Data entries
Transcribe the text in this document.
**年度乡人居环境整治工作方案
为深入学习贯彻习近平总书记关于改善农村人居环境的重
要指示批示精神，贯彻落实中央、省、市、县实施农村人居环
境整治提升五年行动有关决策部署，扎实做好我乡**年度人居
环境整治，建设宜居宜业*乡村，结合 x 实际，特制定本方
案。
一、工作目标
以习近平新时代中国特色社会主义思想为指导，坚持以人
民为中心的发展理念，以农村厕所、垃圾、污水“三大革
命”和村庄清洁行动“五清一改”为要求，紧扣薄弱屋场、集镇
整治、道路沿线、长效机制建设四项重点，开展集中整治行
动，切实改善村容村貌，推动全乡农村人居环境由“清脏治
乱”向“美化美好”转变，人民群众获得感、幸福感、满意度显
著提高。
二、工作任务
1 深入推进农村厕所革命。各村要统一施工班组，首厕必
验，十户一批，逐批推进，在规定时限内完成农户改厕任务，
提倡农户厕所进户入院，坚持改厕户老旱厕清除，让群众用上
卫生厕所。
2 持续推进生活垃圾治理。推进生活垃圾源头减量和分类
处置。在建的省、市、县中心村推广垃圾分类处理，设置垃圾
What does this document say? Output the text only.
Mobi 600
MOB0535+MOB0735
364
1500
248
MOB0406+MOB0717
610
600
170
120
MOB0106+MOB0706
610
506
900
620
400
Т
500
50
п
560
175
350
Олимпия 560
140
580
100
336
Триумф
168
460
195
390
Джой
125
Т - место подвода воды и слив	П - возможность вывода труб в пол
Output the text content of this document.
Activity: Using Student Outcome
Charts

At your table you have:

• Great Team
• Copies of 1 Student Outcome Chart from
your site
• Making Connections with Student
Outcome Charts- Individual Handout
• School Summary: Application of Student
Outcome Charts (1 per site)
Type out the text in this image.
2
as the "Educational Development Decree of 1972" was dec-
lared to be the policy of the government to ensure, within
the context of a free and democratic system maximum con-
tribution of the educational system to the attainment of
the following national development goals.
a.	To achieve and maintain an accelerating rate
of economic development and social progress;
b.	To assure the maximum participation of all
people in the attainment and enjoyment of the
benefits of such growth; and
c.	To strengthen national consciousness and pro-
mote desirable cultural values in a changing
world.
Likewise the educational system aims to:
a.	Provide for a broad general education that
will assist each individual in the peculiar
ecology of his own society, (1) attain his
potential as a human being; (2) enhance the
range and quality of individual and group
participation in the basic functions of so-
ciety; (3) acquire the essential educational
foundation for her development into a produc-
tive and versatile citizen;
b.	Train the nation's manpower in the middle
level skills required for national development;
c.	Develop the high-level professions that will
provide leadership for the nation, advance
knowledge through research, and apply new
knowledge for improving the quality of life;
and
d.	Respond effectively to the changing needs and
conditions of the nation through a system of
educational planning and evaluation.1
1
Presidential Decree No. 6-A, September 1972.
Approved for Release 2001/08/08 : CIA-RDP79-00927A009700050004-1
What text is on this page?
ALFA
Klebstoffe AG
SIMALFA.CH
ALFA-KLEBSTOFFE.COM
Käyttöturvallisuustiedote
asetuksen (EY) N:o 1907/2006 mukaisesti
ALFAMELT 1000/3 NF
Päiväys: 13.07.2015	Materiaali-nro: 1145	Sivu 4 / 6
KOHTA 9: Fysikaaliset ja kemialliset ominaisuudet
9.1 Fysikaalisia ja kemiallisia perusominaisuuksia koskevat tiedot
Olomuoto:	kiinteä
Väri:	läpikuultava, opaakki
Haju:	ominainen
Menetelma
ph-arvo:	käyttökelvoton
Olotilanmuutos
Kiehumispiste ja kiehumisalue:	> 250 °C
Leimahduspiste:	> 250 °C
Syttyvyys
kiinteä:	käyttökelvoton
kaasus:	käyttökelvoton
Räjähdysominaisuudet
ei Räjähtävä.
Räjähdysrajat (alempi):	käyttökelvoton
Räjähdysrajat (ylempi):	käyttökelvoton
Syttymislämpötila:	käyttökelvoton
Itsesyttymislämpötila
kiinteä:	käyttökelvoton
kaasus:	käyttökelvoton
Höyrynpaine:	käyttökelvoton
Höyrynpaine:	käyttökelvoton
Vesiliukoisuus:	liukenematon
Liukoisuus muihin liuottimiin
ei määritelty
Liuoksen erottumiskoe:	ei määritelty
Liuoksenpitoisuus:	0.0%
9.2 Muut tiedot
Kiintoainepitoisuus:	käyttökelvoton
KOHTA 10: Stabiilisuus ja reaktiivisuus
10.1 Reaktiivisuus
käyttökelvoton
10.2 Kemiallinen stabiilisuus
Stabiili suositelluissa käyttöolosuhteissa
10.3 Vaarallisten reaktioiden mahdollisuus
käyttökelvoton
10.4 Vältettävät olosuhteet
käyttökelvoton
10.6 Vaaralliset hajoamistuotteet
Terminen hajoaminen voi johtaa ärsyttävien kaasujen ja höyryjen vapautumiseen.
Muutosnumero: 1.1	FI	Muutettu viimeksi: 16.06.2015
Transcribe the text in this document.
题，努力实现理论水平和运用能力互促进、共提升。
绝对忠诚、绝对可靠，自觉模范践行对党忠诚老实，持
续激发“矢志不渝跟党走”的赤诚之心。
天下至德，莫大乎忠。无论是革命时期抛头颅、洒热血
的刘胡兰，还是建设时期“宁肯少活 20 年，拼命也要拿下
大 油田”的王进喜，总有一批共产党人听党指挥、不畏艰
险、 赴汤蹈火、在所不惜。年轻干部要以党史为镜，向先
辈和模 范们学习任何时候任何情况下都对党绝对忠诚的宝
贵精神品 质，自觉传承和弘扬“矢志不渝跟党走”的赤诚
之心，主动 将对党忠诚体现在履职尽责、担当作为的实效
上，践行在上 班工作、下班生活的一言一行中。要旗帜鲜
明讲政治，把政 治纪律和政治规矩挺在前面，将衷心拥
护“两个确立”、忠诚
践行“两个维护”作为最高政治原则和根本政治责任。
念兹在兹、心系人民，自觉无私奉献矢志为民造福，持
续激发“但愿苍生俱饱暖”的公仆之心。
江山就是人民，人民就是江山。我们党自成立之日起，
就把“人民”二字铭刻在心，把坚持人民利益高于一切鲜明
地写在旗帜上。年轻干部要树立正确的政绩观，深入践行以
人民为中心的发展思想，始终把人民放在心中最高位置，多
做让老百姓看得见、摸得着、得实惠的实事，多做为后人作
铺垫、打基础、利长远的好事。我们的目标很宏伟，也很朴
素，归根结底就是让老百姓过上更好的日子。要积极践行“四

— Instructions for the task —
Copy the data above exactly. Every line must be included.

— Task solution —
Transcribe the text in this document.
**年度乡人居环境整治工作方案
为深入学习贯彻习近平总书记关于改善农村人居环境的重
要指示批示精神，贯彻落实中央、省、市、县实施农村人居环
境整治提升五年行动有关决策部署，扎实做好我乡**年度人居
环境整治，建设宜居宜业*乡村，结合 x 实际，特制定本方
案。
一、工作目标
以习近平新时代中国特色社会主义思想为指导，坚持以人
民为中心的发展理念，以农村厕所、垃圾、污水“三大革
命”和村庄清洁行动“五清一改”为要求，紧扣薄弱屋场、集镇
整治、道路沿线、长效机制建设四项重点，开展集中整治行
动，切实改善村容村貌，推动全乡农村人居环境由“清脏治
乱”向“美化美好”转变，人民群众获得感、幸福感、满意度显
著提高。
二、工作任务
1 深入推进农村厕所革命。各村要统一施工班组，首厕必
验，十户一批，逐批推进，在规定时限内完成农户改厕任务，
提倡农户厕所进户入院，坚持改厕户老旱厕清除，让群众用上
卫生厕所。
2 持续推进生活垃圾治理。推进生活垃圾源头减量和分类
处置。在建的省、市、县中心村推广垃圾分类处理，设置垃圾
What does this document say? Output the text only.
Mobi 600
MOB0535+MOB0735
364
1500
248
MOB0406+MOB0717
610
600
170
120
MOB0106+MOB0706
610
506
900
620
400
Т
500
50
п
560
175
350
Олимпия 560
140
580
100
336
Триумф
168
460
195
390
Джой
125
Т - место подвода воды и слив	П - возможность вывода труб в пол
Output the text content of this document.
Activity: Using Student Outcome
Charts

At your table you have:

• Great Team
• Copies of 1 Student Outcome Chart from
your site
• Making Connections with Student
Outcome Charts- Individual Handout
• School Summary: Application of Student
Outcome Charts (1 per site)
Type out the text in this image.
2
as the "Educational Development Decree of 1972" was dec-
lared to be the policy of the government to ensure, within
the context of a free and democratic system maximum con-
tribution of the educational system to the attainment of
the following national development goals.
a.	To achieve and maintain an accelerating rate
of economic development and social progress;
b.	To assure the maximum participation of all
people in the attainment and enjoyment of the
benefits of such growth; and
c.	To strengthen national consciousness and pro-
mote desirable cultural values in a changing
world.
Likewise the educational system aims to:
a.	Provide for a broad general education that
will assist each individual in the peculiar
ecology of his own society, (1) attain his
potential as a human being; (2) enhance the
range and quality of individual and group
participation in the basic functions of so-
ciety; (3) acquire the essential educational
foundation for her development into a produc-
tive and versatile citizen;
b.	Train the nation's manpower in the middle
level skills required for national development;
c.	Develop the high-level professions that will
provide leadership for the nation, advance
knowledge through research, and apply new
knowledge for improving the quality of life;
and
d.	Respond effectively to the changing needs and
conditions of the nation through a system of
educational planning and evaluation.1
1
Presidential Decree No. 6-A, September 1972.
Approved for Release 2001/08/08 : CIA-RDP79-00927A009700050004-1
What text is on this page?
ALFA
Klebstoffe AG
SIMALFA.CH
ALFA-KLEBSTOFFE.COM
Käyttöturvallisuustiedote
asetuksen (EY) N:o 1907/2006 mukaisesti
ALFAMELT 1000/3 NF
Päiväys: 13.07.2015	Materiaali-nro: 1145	Sivu 4 / 6
KOHTA 9: Fysikaaliset ja kemialliset ominaisuudet
9.1 Fysikaalisia ja kemiallisia perusominaisuuksia koskevat tiedot
Olomuoto:	kiinteä
Väri:	läpikuultava, opaakki
Haju:	ominainen
Menetelma
ph-arvo:	käyttökelvoton
Olotilanmuutos
Kiehumispiste ja kiehumisalue:	> 250 °C
Leimahduspiste:	> 250 °C
Syttyvyys
kiinteä:	käyttökelvoton
kaasus:	käyttökelvoton
Räjähdysominaisuudet
ei Räjähtävä.
Räjähdysrajat (alempi):	käyttökelvoton
Räjähdysrajat (ylempi):	käyttökelvoton
Syttymislämpötila:	käyttökelvoton
Itsesyttymislämpötila
kiinteä:	käyttökelvoton
kaasus:	käyttökelvoton
Höyrynpaine:	käyttökelvoton
Höyrynpaine:	käyttökelvoton
Vesiliukoisuus:	liukenematon
Liukoisuus muihin liuottimiin
ei määritelty
Liuoksen erottumiskoe:	ei määritelty
Liuoksenpitoisuus:	0.0%
9.2 Muut tiedot
Kiintoainepitoisuus:	käyttökelvoton
KOHTA 10: Stabiilisuus ja reaktiivisuus
10.1 Reaktiivisuus
käyttökelvoton
10.2 Kemiallinen stabiilisuus
Stabiili suositelluissa käyttöolosuhteissa
10.3 Vaarallisten reaktioiden mahdollisuus
käyttökelvoton
10.4 Vältettävät olosuhteet
käyttökelvoton
10.6 Vaaralliset hajoamistuotteet
Terminen hajoaminen voi johtaa ärsyttävien kaasujen ja höyryjen vapautumiseen.
Muutosnumero: 1.1	FI	Muutettu viimeksi: 16.06.2015
Transcribe the text in this document.
题，努力实现理论水平和运用能力互促进、共提升。
绝对忠诚、绝对可靠，自觉模范践行对党忠诚老实，持
续激发“矢志不渝跟党走”的赤诚之心。
天下至德，莫大乎忠。无论是革命时期抛头颅、洒热血
的刘胡兰，还是建设时期“宁肯少活 20 年，拼命也要拿下
大 油田”的王进喜，总有一批共产党人听党指挥、不畏艰
险、 赴汤蹈火、在所不惜。年轻干部要以党史为镜，向先
辈和模 范们学习任何时候任何情况下都对党绝对忠诚的宝
贵精神品 质，自觉传承和弘扬“矢志不渝跟党走”的赤诚
之心，主动 将对党忠诚体现在履职尽责、担当作为的实效
上，践行在上 班工作、下班生活的一言一行中。要旗帜鲜
明讲政治，把政 治纪律和政治规矩挺在前面，将衷心拥
护“两个确立”、忠诚
践行“两个维护”作为最高政治原则和根本政治责任。
念兹在兹、心系人民，自觉无私奉献矢志为民造福，持
续激发“但愿苍生俱饱暖”的公仆之心。
江山就是人民，人民就是江山。我们党自成立之日起，
就把“人民”二字铭刻在心，把坚持人民利益高于一切鲜明
地写在旗帜上。年轻干部要树立正确的政绩观，深入践行以
人民为中心的发展思想，始终把人民放在心中最高位置，多
做让老百姓看得见、摸得着、得实惠的实事，多做为后人作
铺垫、打基础、利长远的好事。我们的目标很宏伟，也很朴
素，归根结底就是让老百姓过上更好的日子。要积极践行“四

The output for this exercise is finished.